__EXERCISE INSTRUCTIONS__
Below is a block of records; repeat all of them exactly.

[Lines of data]
════

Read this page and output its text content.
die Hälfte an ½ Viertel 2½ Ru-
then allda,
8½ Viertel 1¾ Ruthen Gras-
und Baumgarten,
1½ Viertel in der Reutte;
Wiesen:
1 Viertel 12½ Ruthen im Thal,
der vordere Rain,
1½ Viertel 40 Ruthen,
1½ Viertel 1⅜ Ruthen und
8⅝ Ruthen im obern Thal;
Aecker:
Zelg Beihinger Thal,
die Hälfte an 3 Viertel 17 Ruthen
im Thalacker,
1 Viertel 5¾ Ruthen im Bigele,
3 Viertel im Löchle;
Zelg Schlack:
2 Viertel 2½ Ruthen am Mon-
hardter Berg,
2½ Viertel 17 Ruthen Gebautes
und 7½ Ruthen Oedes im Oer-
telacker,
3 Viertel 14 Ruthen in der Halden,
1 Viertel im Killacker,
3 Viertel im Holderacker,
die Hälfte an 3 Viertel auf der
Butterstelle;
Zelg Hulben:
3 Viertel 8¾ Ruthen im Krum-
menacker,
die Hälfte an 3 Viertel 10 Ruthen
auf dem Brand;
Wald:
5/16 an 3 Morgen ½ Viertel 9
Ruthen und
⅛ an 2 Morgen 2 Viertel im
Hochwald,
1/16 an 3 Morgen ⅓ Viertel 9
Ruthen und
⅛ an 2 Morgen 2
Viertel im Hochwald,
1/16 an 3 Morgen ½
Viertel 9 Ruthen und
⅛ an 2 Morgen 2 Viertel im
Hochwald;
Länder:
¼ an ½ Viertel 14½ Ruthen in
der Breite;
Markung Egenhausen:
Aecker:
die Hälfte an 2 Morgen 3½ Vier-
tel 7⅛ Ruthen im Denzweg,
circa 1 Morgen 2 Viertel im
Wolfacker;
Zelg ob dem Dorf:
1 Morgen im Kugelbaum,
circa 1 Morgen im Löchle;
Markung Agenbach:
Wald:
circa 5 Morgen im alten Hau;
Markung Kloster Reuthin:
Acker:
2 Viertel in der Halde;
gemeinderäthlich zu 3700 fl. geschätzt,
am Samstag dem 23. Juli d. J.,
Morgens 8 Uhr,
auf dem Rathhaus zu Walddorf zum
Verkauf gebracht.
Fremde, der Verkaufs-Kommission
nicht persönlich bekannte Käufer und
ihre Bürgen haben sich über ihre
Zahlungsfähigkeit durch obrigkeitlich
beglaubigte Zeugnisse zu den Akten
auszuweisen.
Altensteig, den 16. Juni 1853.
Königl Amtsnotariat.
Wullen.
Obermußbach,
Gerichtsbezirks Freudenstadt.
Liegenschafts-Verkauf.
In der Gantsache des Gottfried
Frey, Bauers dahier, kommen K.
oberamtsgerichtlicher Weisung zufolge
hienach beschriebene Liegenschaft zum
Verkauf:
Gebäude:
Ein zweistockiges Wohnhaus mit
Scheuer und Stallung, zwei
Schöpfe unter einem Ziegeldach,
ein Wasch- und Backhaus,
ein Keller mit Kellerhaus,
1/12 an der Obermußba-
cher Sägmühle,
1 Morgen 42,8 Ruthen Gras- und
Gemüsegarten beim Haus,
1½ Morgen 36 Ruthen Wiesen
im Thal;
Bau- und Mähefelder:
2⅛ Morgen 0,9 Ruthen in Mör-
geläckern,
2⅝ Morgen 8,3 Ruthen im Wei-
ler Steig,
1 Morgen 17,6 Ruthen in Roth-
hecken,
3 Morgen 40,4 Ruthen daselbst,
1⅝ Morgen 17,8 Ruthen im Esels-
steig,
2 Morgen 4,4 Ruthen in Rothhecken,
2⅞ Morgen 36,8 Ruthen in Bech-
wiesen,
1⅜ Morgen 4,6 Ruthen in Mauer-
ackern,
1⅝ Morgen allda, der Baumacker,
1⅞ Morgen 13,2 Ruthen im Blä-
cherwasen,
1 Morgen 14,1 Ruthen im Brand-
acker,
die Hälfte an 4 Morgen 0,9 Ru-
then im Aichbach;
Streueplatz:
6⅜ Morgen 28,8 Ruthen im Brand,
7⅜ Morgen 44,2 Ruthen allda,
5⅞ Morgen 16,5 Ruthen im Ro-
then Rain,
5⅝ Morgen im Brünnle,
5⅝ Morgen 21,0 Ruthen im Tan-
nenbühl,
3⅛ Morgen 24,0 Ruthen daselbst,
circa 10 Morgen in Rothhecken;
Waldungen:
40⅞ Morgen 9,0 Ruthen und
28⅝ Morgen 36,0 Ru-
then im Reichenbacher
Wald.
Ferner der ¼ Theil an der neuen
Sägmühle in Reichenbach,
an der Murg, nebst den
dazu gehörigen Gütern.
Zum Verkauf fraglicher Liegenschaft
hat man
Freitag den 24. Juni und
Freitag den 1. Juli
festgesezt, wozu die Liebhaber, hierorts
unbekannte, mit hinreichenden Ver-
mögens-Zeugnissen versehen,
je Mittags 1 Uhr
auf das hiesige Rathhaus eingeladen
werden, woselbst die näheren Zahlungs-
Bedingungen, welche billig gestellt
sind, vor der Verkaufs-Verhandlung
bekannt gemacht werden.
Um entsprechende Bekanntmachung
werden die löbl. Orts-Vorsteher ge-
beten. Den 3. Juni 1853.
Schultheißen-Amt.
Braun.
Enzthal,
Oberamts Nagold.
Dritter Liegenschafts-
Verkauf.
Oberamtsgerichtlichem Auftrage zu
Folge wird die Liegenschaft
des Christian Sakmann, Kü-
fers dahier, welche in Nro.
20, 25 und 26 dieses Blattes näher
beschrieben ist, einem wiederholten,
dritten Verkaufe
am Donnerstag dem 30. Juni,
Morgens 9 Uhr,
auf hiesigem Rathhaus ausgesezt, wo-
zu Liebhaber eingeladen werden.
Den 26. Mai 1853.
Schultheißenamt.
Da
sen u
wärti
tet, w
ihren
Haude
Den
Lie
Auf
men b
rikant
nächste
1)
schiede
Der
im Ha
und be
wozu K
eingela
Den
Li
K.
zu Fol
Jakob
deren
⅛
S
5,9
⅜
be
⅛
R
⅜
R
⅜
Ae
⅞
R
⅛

════

__SOLUTION FOR THIS EXERCISE__
Read this page and output its text content.
die Hälfte an ½ Viertel 2½ Ru-
then allda,
8½ Viertel 1¾ Ruthen Gras-
und Baumgarten,
1½ Viertel in der Reutte;
Wiesen:
1 Viertel 12½ Ruthen im Thal,
der vordere Rain,
1½ Viertel 40 Ruthen,
1½ Viertel 1⅜ Ruthen und
8⅝ Ruthen im obern Thal;
Aecker:
Zelg Beihinger Thal,
die Hälfte an 3 Viertel 17 Ruthen
im Thalacker,
1 Viertel 5¾ Ruthen im Bigele,
3 Viertel im Löchle;
Zelg Schlack:
2 Viertel 2½ Ruthen am Mon-
hardter Berg,
2½ Viertel 17 Ruthen Gebautes
und 7½ Ruthen Oedes im Oer-
telacker,
3 Viertel 14 Ruthen in der Halden,
1 Viertel im Killacker,
3 Viertel im Holderacker,
die Hälfte an 3 Viertel auf der
Butterstelle;
Zelg Hulben:
3 Viertel 8¾ Ruthen im Krum-
menacker,
die Hälfte an 3 Viertel 10 Ruthen
auf dem Brand;
Wald:
5/16 an 3 Morgen ½ Viertel 9
Ruthen und
⅛ an 2 Morgen 2 Viertel im
Hochwald,
1/16 an 3 Morgen ⅓ Viertel 9
Ruthen und
⅛ an 2 Morgen 2
Viertel im Hochwald,
1/16 an 3 Morgen ½
Viertel 9 Ruthen und
⅛ an 2 Morgen 2 Viertel im
Hochwald;
Länder:
¼ an ½ Viertel 14½ Ruthen in
der Breite;
Markung Egenhausen:
Aecker:
die Hälfte an 2 Morgen 3½ Vier-
tel 7⅛ Ruthen im Denzweg,
circa 1 Morgen 2 Viertel im
Wolfacker;
Zelg ob dem Dorf:
1 Morgen im Kugelbaum,
circa 1 Morgen im Löchle;
Markung Agenbach:
Wald:
circa 5 Morgen im alten Hau;
Markung Kloster Reuthin:
Acker:
2 Viertel in der Halde;
gemeinderäthlich zu 3700 fl. geschätzt,
am Samstag dem 23. Juli d. J.,
Morgens 8 Uhr,
auf dem Rathhaus zu Walddorf zum
Verkauf gebracht.
Fremde, der Verkaufs-Kommission
nicht persönlich bekannte Käufer und
ihre Bürgen haben sich über ihre
Zahlungsfähigkeit durch obrigkeitlich
beglaubigte Zeugnisse zu den Akten
auszuweisen.
Altensteig, den 16. Juni 1853.
Königl Amtsnotariat.
Wullen.
Obermußbach,
Gerichtsbezirks Freudenstadt.
Liegenschafts-Verkauf.
In der Gantsache des Gottfried
Frey, Bauers dahier, kommen K.
oberamtsgerichtlicher Weisung zufolge
hienach beschriebene Liegenschaft zum
Verkauf:
Gebäude:
Ein zweistockiges Wohnhaus mit
Scheuer und Stallung, zwei
Schöpfe unter einem Ziegeldach,
ein Wasch- und Backhaus,
ein Keller mit Kellerhaus,
1/12 an der Obermußba-
cher Sägmühle,
1 Morgen 42,8 Ruthen Gras- und
Gemüsegarten beim Haus,
1½ Morgen 36 Ruthen Wiesen
im Thal;
Bau- und Mähefelder:
2⅛ Morgen 0,9 Ruthen in Mör-
geläckern,
2⅝ Morgen 8,3 Ruthen im Wei-
ler Steig,
1 Morgen 17,6 Ruthen in Roth-
hecken,
3 Morgen 40,4 Ruthen daselbst,
1⅝ Morgen 17,8 Ruthen im Esels-
steig,
2 Morgen 4,4 Ruthen in Rothhecken,
2⅞ Morgen 36,8 Ruthen in Bech-
wiesen,
1⅜ Morgen 4,6 Ruthen in Mauer-
ackern,
1⅝ Morgen allda, der Baumacker,
1⅞ Morgen 13,2 Ruthen im Blä-
cherwasen,
1 Morgen 14,1 Ruthen im Brand-
acker,
die Hälfte an 4 Morgen 0,9 Ru-
then im Aichbach;
Streueplatz:
6⅜ Morgen 28,8 Ruthen im Brand,
7⅜ Morgen 44,2 Ruthen allda,
5⅞ Morgen 16,5 Ruthen im Ro-
then Rain,
5⅝ Morgen im Brünnle,
5⅝ Morgen 21,0 Ruthen im Tan-
nenbühl,
3⅛ Morgen 24,0 Ruthen daselbst,
circa 10 Morgen in Rothhecken;
Waldungen:
40⅞ Morgen 9,0 Ruthen und
28⅝ Morgen 36,0 Ru-
then im Reichenbacher
Wald.
Ferner der ¼ Theil an der neuen
Sägmühle in Reichenbach,
an der Murg, nebst den
dazu gehörigen Gütern.
Zum Verkauf fraglicher Liegenschaft
hat man
Freitag den 24. Juni und
Freitag den 1. Juli
festgesezt, wozu die Liebhaber, hierorts
unbekannte, mit hinreichenden Ver-
mögens-Zeugnissen versehen,
je Mittags 1 Uhr
auf das hiesige Rathhaus eingeladen
werden, woselbst die näheren Zahlungs-
Bedingungen, welche billig gestellt
sind, vor der Verkaufs-Verhandlung
bekannt gemacht werden.
Um entsprechende Bekanntmachung
werden die löbl. Orts-Vorsteher ge-
beten. Den 3. Juni 1853.
Schultheißen-Amt.
Braun.
Enzthal,
Oberamts Nagold.
Dritter Liegenschafts-
Verkauf.
Oberamtsgerichtlichem Auftrage zu
Folge wird die Liegenschaft
des Christian Sakmann, Kü-
fers dahier, welche in Nro.
20, 25 und 26 dieses Blattes näher
beschrieben ist, einem wiederholten,
dritten Verkaufe
am Donnerstag dem 30. Juni,
Morgens 9 Uhr,
auf hiesigem Rathhaus ausgesezt, wo-
zu Liebhaber eingeladen werden.
Den 26. Mai 1853.
Schultheißenamt.
Da
sen u
wärti
tet, w
ihren
Haude
Den
Lie
Auf
men b
rikant
nächste
1)
schiede
Der
im Ha
und be
wozu K
eingela
Den
Li
K.
zu Fol
Jakob
deren
⅛
S
5,9
⅜
be
⅛
R
⅜
R
⅜
Ae
⅞
R
⅛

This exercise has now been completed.